==== Given data

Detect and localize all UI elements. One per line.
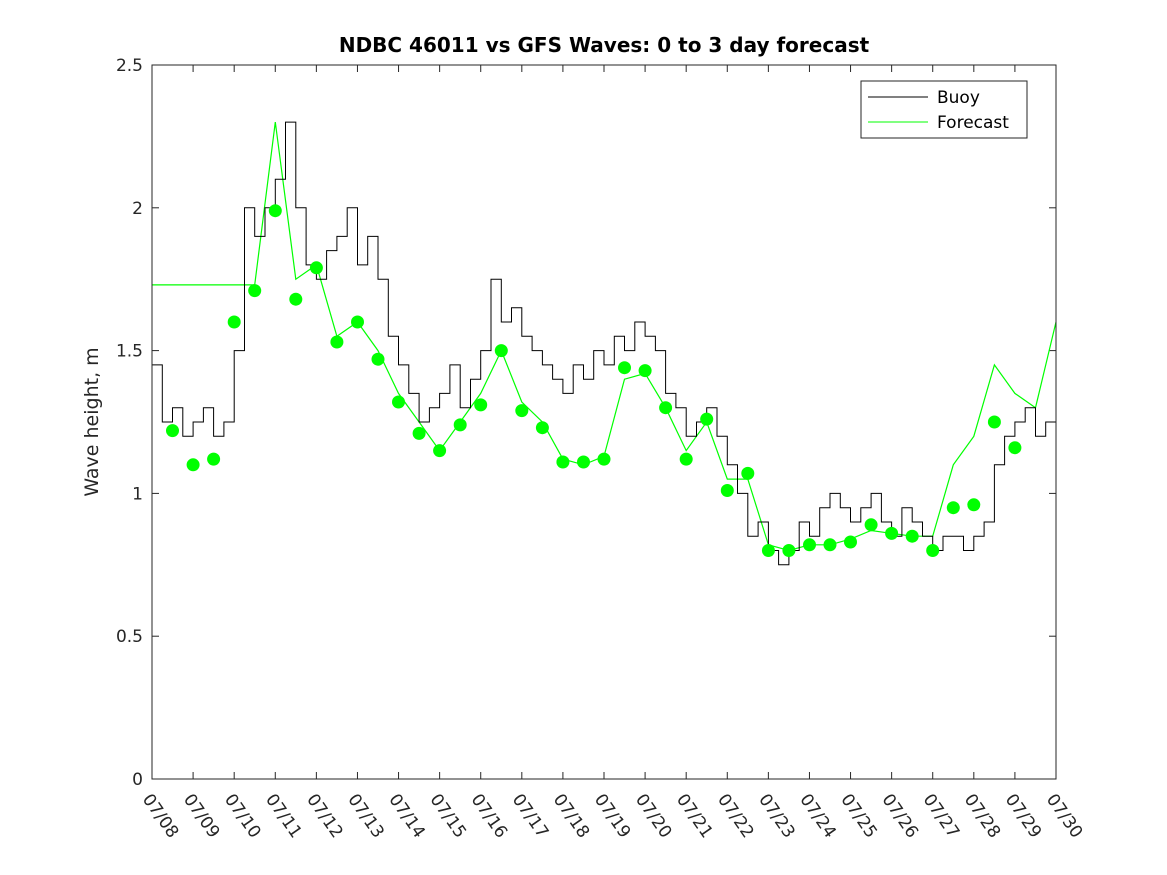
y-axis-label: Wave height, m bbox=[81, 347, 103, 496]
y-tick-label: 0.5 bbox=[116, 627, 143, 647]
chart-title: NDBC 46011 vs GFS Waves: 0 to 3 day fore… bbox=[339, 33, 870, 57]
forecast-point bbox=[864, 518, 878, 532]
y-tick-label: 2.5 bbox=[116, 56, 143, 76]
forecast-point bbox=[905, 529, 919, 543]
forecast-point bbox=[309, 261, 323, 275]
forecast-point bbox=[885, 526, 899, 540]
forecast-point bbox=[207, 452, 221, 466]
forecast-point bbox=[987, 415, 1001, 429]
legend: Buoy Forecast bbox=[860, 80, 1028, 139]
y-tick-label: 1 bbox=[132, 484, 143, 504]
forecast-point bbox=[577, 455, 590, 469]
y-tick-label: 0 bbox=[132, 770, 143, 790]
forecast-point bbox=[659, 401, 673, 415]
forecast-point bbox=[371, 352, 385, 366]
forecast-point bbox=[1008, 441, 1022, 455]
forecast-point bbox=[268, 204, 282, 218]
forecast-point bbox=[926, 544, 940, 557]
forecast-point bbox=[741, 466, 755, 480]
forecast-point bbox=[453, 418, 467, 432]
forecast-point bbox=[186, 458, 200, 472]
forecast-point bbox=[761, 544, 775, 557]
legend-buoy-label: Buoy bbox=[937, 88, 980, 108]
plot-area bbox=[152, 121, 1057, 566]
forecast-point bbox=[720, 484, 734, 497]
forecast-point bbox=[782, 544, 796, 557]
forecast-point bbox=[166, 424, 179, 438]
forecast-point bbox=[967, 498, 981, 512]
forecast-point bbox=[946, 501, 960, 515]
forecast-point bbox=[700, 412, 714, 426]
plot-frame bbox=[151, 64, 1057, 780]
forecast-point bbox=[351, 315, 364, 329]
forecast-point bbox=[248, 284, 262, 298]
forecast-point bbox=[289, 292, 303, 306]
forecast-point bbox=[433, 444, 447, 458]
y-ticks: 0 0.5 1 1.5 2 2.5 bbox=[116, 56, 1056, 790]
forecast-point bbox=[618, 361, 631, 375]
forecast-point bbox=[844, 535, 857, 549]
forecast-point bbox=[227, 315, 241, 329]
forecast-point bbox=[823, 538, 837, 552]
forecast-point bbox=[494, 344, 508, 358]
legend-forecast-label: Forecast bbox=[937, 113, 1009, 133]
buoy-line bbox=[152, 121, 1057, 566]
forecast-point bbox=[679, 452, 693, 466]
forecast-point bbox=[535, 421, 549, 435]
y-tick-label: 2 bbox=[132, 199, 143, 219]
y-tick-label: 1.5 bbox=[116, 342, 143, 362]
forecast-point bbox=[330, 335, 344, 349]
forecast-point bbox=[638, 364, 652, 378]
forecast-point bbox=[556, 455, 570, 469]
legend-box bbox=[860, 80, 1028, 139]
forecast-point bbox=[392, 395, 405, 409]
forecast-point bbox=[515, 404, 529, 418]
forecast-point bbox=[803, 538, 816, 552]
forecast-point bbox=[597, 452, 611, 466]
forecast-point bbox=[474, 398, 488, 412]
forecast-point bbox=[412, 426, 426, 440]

========

> **Brief**
Copy the data above verbatim, from the line containing "y-axis-label: Wave height, m" up to and including the line containing "forecast-point bbox=[905, 529, 919, 543]".

> **Written reply**
y-axis-label: Wave height, m bbox=[81, 347, 103, 496]
y-tick-label: 0.5 bbox=[116, 627, 143, 647]
chart-title: NDBC 46011 vs GFS Waves: 0 to 3 day fore… bbox=[339, 33, 870, 57]
forecast-point bbox=[864, 518, 878, 532]
y-tick-label: 2.5 bbox=[116, 56, 143, 76]
forecast-point bbox=[905, 529, 919, 543]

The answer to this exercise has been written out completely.